(Data entries)
++++++++++++++++++++
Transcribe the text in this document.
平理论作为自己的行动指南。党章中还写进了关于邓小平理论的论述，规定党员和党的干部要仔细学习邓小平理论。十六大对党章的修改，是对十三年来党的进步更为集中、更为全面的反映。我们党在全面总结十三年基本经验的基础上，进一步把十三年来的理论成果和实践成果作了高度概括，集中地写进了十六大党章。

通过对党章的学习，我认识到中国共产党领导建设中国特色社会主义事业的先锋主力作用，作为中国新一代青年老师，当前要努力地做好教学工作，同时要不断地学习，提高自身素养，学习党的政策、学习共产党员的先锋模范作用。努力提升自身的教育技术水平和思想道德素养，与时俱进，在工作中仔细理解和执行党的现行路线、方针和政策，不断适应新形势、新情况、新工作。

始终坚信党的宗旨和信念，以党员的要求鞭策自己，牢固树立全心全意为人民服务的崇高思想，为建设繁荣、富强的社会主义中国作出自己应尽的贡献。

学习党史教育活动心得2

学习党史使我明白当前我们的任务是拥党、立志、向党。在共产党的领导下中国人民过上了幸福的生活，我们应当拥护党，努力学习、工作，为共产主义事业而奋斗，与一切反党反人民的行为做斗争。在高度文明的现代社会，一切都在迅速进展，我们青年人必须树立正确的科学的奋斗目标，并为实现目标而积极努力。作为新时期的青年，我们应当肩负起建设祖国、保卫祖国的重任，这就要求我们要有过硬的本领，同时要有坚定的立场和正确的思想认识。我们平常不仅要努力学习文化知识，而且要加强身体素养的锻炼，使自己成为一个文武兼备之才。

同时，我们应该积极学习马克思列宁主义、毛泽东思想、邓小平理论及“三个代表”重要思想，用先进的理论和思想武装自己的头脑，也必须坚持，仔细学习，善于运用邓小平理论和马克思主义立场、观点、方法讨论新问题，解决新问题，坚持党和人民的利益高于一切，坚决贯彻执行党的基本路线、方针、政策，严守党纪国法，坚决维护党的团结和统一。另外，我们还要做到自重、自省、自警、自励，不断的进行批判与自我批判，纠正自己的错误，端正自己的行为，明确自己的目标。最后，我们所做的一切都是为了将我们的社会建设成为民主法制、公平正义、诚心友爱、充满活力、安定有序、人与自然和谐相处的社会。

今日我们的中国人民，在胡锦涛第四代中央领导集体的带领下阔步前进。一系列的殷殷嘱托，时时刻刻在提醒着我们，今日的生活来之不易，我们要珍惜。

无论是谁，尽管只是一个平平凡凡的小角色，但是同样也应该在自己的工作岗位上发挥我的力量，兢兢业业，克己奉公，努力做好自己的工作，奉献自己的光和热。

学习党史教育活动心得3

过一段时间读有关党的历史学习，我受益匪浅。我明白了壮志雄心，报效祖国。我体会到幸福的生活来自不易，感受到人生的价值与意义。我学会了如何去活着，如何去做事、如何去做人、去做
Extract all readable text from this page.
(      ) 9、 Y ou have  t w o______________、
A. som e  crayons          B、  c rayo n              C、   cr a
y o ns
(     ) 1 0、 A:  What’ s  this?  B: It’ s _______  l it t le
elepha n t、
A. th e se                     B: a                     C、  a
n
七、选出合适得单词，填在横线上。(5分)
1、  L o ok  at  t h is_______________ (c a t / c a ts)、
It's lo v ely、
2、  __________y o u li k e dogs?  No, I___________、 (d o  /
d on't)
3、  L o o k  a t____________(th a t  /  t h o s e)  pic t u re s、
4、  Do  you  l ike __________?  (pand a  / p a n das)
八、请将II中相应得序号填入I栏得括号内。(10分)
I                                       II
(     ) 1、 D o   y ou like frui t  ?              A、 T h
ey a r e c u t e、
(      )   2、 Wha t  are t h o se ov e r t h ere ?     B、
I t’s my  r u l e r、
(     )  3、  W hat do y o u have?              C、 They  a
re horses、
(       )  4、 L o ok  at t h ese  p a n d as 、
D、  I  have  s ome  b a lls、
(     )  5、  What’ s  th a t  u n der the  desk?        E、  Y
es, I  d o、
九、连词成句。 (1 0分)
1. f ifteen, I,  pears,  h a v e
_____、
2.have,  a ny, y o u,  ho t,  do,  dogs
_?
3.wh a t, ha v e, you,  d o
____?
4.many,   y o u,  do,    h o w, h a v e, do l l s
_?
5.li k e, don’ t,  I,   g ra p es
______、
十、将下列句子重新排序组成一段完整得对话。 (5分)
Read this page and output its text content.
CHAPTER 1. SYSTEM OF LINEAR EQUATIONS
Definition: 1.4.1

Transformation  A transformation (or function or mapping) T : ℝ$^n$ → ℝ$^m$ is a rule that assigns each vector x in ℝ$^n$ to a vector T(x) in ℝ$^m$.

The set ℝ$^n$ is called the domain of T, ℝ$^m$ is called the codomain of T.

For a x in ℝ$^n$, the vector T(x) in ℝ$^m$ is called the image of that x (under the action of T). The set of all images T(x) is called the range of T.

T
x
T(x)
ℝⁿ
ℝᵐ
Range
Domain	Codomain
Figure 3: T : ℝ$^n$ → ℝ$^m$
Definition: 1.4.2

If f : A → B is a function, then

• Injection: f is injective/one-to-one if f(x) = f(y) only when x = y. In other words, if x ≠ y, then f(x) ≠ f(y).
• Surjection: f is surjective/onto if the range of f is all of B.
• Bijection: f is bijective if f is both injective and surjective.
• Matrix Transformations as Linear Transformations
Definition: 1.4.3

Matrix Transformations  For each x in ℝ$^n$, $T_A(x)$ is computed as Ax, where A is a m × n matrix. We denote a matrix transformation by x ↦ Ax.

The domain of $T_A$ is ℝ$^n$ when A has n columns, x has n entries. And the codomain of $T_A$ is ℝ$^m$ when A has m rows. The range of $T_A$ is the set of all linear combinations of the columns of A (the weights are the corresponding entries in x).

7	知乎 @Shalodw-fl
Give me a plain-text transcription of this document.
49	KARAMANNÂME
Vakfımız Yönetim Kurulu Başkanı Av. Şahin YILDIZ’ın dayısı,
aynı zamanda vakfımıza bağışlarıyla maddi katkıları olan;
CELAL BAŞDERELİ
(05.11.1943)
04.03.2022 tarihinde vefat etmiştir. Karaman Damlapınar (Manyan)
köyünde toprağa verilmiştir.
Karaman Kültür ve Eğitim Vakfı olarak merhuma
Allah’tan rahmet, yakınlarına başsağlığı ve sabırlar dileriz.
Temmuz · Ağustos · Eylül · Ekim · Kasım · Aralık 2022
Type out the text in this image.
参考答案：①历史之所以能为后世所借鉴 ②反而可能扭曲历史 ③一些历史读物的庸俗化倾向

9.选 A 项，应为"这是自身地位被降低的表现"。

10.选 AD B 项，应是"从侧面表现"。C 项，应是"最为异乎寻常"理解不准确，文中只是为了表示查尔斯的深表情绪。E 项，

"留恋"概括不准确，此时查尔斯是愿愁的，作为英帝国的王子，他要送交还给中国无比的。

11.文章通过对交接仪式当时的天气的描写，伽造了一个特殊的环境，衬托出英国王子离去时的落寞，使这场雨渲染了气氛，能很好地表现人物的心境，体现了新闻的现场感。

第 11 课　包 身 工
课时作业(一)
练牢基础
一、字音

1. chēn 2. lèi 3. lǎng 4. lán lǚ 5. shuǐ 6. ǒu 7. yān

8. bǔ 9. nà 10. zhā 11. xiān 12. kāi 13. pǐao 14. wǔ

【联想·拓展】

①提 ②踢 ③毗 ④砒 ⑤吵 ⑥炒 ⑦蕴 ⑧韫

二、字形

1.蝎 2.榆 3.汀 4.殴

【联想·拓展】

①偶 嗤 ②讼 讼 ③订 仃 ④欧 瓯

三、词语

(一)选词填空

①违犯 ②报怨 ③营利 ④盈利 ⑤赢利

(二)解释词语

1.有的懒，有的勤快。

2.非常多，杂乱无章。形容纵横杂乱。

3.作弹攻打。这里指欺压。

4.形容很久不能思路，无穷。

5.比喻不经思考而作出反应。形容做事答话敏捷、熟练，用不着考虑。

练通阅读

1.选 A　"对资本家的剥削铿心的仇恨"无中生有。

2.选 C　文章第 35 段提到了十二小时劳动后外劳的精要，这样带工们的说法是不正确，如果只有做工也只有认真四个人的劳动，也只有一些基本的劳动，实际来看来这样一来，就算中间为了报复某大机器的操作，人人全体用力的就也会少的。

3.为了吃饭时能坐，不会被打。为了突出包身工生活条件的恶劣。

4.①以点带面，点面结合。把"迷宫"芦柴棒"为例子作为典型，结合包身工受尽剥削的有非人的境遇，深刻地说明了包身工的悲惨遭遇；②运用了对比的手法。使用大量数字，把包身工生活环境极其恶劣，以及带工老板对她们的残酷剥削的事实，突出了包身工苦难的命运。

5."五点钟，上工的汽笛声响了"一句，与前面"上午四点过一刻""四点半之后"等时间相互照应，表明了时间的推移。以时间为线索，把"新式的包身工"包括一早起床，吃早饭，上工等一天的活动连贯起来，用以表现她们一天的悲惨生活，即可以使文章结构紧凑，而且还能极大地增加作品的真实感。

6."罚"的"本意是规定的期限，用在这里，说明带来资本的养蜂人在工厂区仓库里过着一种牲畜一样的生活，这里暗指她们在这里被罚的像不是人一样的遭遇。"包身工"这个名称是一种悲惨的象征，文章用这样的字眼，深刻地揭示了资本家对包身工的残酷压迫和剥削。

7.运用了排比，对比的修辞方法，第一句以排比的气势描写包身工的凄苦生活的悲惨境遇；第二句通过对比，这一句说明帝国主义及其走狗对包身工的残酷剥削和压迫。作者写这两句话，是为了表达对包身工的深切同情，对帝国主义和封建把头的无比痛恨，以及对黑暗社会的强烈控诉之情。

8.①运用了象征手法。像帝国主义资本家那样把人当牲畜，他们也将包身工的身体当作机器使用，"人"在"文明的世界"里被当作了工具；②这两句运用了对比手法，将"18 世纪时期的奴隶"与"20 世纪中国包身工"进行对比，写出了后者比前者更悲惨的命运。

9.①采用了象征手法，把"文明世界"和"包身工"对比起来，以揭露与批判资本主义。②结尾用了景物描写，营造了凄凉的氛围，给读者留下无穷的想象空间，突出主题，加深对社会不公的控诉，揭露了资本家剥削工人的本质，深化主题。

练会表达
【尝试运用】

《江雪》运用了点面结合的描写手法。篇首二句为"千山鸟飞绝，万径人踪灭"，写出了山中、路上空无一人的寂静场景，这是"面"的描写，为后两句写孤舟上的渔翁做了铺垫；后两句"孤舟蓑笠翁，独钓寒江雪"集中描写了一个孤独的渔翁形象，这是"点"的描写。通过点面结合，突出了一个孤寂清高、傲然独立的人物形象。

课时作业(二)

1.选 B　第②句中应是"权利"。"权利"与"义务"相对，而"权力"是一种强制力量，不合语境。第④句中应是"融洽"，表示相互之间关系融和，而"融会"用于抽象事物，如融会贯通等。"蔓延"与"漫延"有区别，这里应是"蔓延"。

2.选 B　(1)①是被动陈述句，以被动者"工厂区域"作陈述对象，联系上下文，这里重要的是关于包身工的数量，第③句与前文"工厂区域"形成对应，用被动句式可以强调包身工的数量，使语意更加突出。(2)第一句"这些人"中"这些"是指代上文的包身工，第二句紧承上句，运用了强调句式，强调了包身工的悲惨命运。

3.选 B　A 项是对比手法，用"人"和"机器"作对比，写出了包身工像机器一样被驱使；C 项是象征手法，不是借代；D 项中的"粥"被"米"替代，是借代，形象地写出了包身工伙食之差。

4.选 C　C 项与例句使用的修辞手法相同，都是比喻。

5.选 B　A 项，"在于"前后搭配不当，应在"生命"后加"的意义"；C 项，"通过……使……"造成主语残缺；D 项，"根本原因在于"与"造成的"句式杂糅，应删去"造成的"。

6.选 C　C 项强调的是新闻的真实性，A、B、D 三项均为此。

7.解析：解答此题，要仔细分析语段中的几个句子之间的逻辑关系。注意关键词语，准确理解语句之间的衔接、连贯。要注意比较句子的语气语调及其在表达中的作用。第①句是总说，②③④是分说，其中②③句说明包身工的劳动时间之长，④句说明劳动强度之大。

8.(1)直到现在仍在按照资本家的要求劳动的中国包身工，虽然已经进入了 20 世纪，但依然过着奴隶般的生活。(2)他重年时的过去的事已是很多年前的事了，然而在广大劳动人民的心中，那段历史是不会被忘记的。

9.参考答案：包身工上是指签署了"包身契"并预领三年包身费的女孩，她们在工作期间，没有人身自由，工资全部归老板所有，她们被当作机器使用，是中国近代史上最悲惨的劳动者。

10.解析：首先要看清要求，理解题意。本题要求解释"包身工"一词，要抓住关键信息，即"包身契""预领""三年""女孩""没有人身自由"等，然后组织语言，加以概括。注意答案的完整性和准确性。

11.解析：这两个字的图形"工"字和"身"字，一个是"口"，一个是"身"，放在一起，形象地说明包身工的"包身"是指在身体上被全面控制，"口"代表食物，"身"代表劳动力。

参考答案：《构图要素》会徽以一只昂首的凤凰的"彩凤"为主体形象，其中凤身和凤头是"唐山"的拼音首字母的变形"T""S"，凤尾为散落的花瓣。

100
++++++++++++++++++++
Stated task
List each line of the entries that holds the string "have".

Expected answer
(      ) 9、 Y ou have  t w o______________、
(     )  3、  W hat do y o u have?              C、 They  a
D、  I  have  s ome  b a lls、
2.have,  a ny, y o u,  ho t,  do,  dogs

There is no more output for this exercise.